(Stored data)
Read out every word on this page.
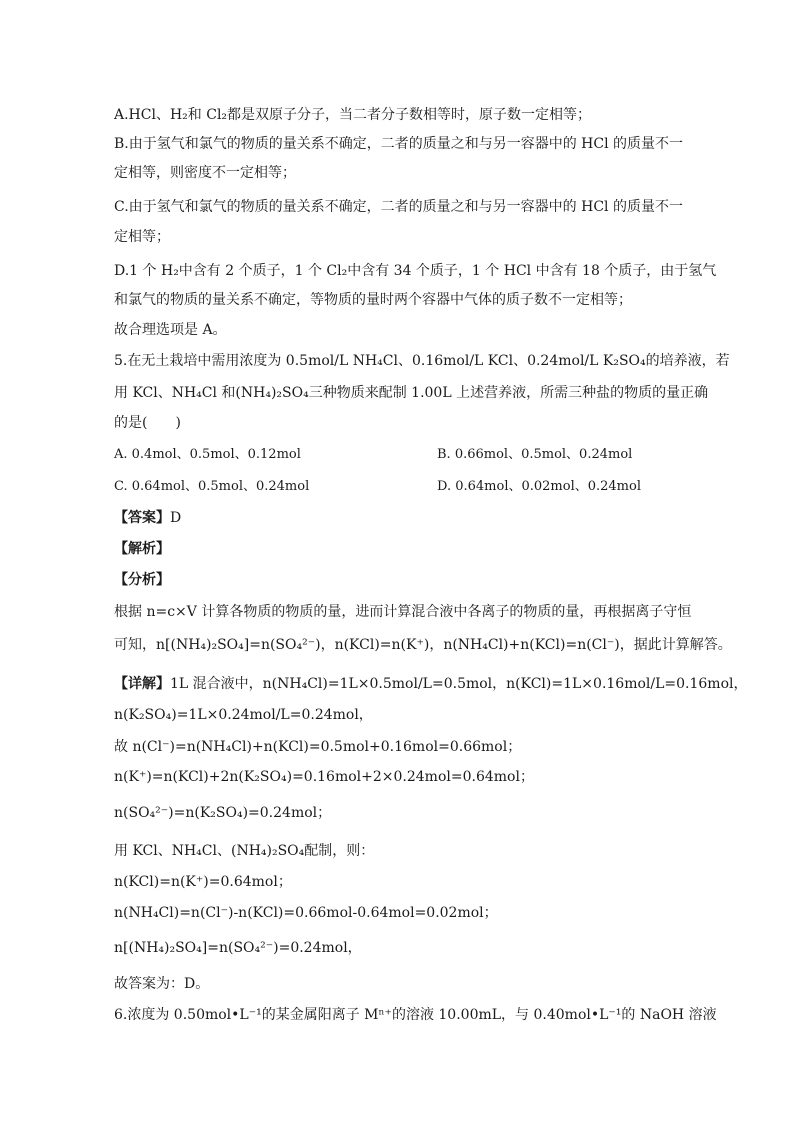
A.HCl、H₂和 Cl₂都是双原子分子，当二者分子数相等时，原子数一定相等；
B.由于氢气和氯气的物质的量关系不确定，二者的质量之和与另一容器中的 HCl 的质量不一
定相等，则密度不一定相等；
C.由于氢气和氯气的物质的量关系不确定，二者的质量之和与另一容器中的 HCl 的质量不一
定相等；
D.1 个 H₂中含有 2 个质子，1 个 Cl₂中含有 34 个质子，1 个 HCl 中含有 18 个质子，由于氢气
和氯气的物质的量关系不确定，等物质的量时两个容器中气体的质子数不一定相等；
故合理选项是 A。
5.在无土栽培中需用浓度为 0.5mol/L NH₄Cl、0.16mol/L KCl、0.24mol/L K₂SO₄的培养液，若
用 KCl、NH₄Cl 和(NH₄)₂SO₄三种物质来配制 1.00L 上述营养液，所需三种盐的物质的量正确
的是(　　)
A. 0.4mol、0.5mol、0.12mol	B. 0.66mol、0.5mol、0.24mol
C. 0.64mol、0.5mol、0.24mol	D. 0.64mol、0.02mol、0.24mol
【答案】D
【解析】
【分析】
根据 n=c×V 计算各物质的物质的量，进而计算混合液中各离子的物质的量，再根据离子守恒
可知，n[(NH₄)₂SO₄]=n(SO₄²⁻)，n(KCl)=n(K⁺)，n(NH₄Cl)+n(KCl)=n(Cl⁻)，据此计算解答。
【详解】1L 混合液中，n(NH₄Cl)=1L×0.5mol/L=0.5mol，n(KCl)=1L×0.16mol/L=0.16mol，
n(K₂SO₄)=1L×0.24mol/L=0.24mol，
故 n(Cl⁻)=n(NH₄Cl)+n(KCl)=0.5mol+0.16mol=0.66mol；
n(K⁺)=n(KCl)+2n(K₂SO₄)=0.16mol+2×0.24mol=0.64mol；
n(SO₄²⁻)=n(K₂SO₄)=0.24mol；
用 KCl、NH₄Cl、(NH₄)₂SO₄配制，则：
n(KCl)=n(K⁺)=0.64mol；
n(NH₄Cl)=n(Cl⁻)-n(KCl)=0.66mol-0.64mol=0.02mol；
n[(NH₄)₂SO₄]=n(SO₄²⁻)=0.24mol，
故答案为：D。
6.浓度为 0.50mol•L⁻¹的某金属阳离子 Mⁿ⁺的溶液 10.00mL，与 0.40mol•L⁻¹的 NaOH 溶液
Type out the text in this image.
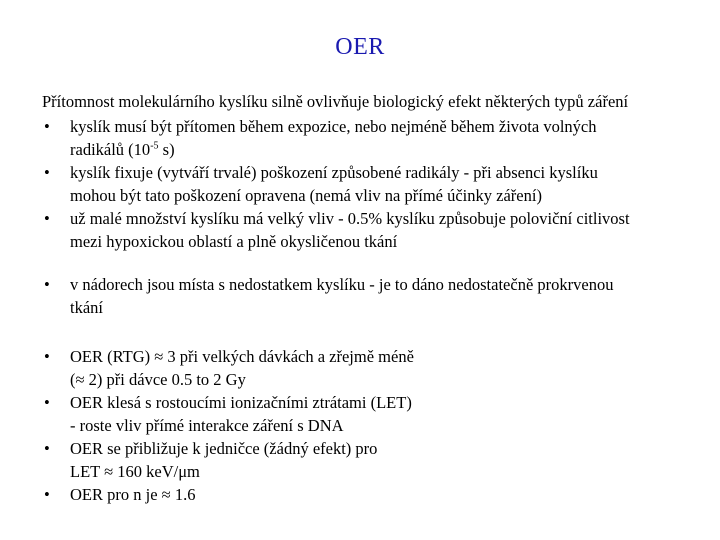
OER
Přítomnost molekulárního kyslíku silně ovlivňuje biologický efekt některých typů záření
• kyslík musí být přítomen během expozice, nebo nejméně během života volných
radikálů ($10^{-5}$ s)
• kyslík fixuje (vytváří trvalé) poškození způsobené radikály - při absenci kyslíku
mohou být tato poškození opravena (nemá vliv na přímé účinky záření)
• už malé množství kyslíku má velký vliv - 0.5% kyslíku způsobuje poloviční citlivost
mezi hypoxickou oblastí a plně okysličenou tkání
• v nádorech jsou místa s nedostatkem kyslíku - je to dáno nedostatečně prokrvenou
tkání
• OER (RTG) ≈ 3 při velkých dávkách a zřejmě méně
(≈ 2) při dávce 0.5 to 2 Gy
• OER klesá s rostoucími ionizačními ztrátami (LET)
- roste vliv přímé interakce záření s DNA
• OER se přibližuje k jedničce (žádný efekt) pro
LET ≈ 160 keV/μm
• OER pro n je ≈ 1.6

* **TASK TO COMPLETE**:
Look through the material above and pick out each line holding the word "efekt".

* **CORRECT RESPONSE**:
Přítomnost molekulárního kyslíku silně ovlivňuje biologický efekt některých typů záření
• OER se přibližuje k jedničce (žádný efekt) pro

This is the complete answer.